**What is expected:** Of all the lines in the material, how many include the word "concurrent"? Reply with the number alone.

**Listing:**
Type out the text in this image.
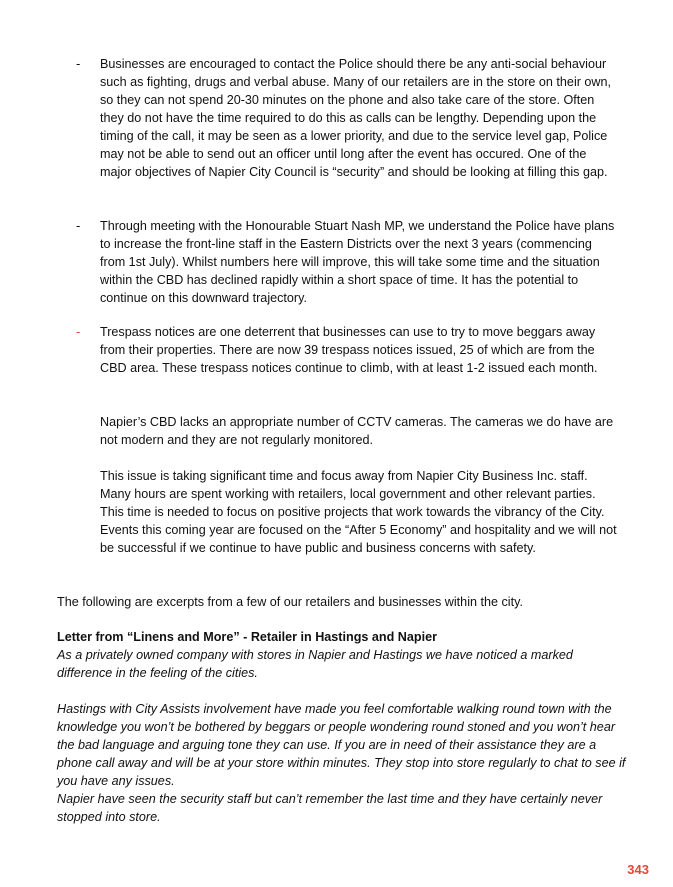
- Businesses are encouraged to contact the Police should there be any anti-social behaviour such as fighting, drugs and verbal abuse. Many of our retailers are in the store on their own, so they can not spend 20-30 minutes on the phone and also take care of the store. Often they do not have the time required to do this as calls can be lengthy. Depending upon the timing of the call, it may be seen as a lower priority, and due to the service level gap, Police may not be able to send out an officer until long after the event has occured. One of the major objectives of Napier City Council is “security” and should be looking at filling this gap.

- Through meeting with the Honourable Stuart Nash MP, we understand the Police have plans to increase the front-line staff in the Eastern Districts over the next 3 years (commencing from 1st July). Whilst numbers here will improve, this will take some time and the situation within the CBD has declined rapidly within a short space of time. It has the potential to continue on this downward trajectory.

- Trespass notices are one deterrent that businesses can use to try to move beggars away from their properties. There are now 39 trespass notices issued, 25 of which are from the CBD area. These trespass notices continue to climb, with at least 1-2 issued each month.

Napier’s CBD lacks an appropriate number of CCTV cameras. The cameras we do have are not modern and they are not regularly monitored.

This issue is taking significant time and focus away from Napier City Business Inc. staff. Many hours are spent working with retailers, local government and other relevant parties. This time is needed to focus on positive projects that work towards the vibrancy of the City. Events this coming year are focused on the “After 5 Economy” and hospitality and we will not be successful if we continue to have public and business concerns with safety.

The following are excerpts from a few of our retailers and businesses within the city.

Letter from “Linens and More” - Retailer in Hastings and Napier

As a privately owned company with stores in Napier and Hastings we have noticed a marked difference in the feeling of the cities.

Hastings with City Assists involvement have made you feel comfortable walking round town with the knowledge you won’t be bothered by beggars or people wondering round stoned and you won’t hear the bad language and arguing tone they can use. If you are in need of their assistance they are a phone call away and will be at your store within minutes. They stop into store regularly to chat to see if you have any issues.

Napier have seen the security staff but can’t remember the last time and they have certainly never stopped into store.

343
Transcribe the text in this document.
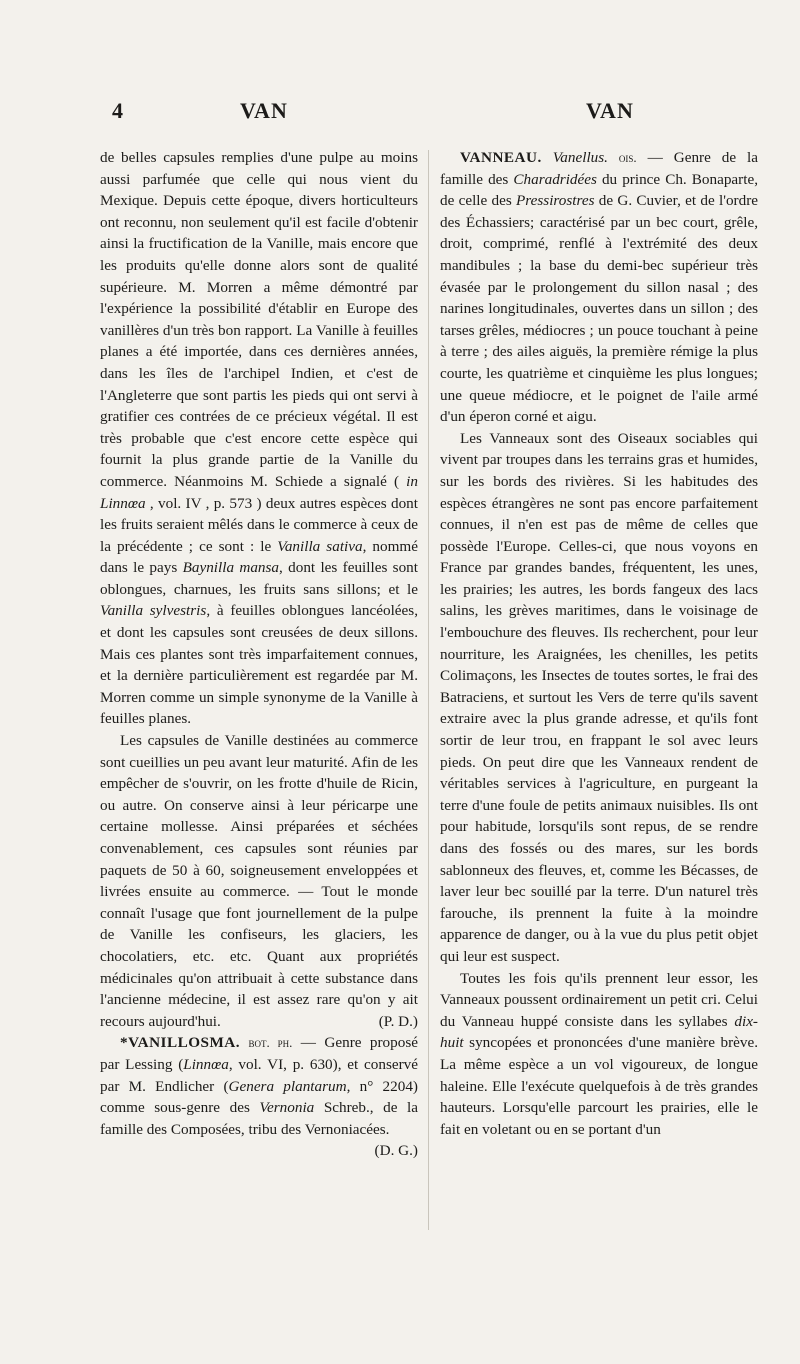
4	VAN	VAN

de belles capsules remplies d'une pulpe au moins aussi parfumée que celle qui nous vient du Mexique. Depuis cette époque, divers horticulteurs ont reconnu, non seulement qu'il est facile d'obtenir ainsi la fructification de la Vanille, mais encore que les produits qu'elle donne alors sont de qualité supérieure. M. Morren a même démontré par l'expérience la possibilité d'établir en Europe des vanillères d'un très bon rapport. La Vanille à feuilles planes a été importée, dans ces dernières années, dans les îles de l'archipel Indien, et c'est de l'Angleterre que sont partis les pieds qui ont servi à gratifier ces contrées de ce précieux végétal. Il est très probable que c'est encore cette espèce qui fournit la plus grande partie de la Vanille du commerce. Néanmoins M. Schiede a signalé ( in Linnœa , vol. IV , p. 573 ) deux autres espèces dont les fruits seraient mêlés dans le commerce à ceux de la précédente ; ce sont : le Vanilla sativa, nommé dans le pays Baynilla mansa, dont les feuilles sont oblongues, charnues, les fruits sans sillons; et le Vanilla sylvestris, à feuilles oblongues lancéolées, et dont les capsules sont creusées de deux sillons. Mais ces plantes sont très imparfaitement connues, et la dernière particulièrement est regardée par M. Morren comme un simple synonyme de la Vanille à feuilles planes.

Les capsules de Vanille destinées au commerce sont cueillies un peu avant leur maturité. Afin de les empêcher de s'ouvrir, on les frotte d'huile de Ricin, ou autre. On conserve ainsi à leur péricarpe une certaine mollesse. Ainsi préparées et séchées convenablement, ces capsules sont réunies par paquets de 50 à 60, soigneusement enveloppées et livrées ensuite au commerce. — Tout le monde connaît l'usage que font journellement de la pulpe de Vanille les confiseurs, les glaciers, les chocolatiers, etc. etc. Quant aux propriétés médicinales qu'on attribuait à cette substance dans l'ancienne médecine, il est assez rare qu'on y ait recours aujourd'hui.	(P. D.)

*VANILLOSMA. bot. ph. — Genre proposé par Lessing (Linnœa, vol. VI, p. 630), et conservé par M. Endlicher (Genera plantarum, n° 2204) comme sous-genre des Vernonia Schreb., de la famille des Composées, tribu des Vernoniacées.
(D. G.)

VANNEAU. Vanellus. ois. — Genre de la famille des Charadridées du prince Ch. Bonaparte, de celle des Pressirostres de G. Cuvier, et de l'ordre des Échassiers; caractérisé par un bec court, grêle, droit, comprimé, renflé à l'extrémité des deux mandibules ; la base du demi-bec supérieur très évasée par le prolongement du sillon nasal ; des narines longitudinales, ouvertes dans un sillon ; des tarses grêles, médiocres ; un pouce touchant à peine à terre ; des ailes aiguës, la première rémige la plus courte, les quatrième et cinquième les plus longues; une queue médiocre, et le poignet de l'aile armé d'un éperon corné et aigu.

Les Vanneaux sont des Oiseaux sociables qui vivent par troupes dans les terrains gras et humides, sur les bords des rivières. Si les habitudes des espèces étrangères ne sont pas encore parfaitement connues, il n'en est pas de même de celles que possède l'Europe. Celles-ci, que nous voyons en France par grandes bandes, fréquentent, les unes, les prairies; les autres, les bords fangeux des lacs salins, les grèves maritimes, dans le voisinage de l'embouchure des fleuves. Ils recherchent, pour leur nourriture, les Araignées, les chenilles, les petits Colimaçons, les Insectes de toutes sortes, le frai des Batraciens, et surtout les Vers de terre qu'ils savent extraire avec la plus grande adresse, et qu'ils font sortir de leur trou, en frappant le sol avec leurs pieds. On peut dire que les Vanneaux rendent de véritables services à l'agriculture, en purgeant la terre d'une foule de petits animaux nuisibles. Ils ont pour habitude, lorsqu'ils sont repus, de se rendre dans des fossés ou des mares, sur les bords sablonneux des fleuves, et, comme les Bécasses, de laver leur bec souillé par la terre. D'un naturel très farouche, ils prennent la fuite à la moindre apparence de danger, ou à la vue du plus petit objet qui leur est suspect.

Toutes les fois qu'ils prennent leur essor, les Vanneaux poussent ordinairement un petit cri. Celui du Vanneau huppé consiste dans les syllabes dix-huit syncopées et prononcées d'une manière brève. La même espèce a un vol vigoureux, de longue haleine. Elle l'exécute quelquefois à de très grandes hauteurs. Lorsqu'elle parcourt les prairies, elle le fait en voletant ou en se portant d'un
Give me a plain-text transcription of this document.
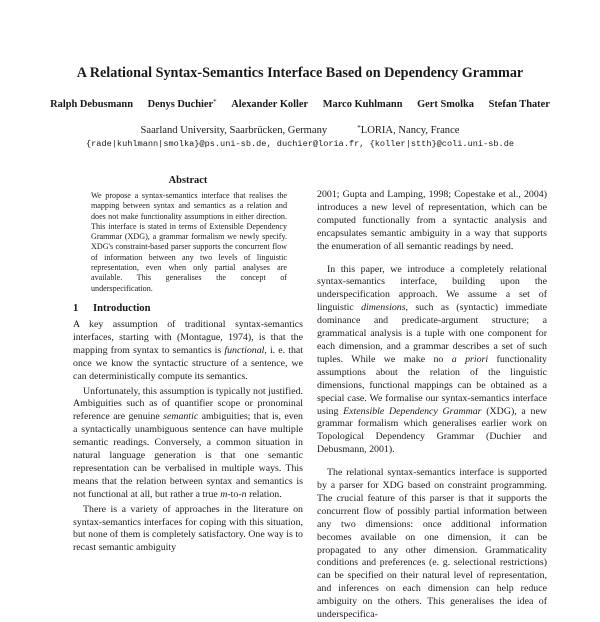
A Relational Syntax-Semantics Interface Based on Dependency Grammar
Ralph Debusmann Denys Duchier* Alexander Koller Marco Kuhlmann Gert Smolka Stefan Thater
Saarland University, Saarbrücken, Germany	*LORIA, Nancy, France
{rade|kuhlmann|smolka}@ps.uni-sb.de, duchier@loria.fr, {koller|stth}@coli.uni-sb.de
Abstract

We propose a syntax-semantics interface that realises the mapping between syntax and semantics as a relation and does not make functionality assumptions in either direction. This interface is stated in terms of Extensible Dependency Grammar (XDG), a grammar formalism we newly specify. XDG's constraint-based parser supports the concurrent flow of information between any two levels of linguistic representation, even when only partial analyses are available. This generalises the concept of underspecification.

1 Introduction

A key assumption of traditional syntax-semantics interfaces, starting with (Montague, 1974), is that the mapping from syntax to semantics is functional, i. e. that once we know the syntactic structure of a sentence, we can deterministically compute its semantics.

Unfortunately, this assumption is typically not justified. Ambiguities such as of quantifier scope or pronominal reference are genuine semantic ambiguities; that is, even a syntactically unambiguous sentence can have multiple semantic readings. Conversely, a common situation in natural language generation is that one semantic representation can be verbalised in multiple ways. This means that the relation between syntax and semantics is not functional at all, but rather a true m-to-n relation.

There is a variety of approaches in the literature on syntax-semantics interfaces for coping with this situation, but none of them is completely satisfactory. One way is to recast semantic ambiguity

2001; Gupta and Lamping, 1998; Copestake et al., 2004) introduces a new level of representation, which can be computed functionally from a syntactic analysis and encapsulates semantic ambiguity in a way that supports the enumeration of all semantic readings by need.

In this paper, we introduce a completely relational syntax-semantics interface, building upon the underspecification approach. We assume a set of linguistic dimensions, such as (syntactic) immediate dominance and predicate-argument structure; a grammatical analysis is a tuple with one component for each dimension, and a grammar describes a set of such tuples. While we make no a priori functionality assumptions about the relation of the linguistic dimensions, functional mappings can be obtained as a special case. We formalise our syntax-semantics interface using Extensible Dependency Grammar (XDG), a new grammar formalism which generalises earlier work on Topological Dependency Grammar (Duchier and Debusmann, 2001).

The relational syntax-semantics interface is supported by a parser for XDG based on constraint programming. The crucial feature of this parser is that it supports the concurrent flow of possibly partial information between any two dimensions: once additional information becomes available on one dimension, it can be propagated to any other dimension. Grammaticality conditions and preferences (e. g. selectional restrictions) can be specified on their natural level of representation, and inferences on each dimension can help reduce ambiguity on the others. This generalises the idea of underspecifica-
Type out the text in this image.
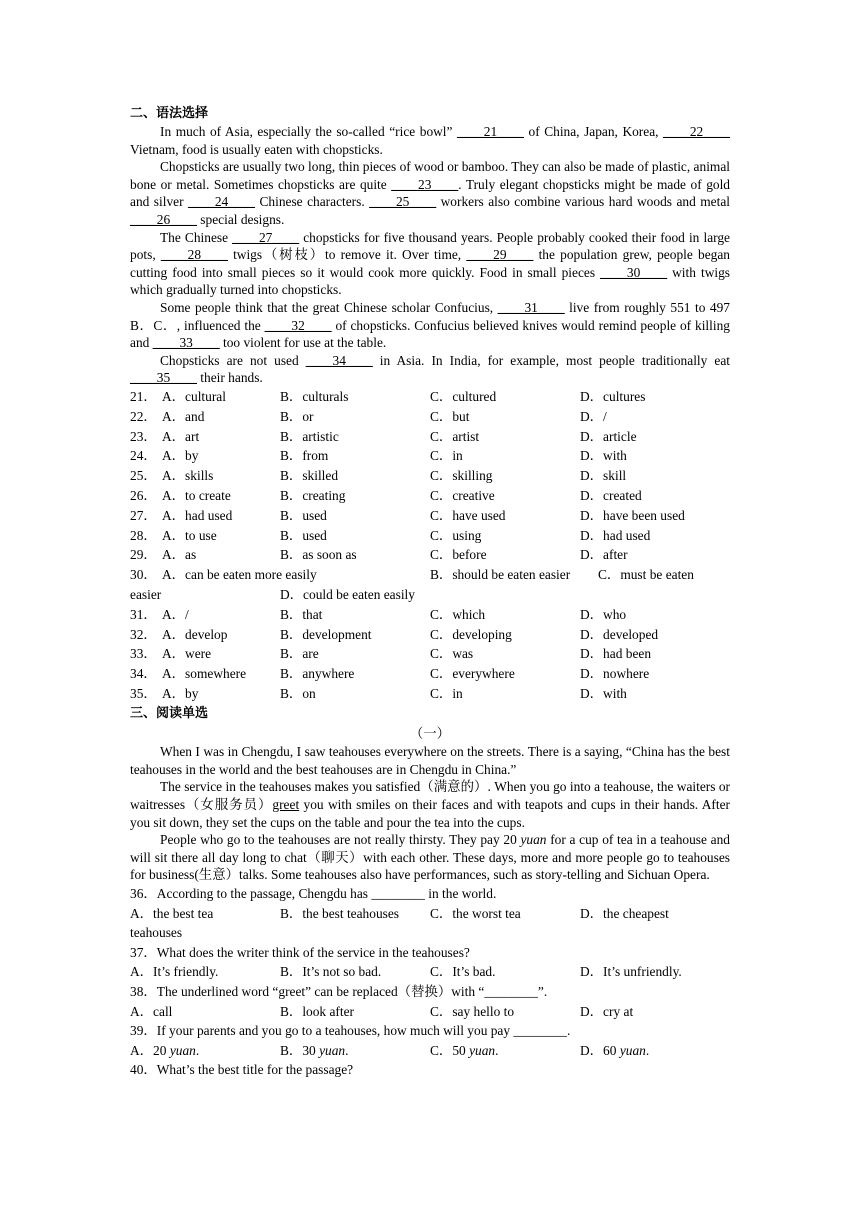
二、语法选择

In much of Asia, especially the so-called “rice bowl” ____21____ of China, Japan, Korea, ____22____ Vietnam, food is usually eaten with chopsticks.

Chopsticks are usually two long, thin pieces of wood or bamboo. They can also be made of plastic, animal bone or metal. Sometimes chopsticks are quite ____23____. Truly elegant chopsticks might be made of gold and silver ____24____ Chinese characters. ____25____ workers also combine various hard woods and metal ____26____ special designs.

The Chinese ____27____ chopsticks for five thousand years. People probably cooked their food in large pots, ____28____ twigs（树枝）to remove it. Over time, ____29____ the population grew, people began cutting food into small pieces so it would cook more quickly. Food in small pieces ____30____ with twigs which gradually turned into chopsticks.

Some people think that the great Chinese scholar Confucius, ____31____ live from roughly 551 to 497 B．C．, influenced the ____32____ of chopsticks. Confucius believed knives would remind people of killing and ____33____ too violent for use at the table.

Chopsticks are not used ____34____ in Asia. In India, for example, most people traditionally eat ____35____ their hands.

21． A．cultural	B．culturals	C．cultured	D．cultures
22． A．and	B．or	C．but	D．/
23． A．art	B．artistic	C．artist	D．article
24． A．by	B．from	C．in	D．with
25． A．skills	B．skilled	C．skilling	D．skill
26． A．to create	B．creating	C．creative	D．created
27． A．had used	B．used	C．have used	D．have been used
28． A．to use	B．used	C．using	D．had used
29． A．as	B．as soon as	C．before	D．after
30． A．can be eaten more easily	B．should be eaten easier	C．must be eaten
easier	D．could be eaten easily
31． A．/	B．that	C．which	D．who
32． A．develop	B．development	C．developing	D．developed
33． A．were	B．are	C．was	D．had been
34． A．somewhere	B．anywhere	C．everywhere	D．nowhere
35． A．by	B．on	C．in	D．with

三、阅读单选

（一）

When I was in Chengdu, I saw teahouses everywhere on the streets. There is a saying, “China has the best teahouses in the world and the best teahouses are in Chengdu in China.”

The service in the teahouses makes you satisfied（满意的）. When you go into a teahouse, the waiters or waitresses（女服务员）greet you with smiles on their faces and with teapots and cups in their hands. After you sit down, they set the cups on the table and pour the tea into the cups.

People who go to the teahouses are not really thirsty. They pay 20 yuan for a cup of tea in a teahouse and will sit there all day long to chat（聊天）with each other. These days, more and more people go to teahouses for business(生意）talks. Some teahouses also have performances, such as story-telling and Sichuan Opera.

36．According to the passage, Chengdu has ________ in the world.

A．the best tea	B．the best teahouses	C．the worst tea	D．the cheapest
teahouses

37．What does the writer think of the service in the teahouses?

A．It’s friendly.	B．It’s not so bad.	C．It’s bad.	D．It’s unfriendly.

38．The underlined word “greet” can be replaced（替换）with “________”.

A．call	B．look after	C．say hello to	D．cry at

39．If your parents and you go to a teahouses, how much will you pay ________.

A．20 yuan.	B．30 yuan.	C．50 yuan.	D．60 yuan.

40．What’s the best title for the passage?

**Task output:** 2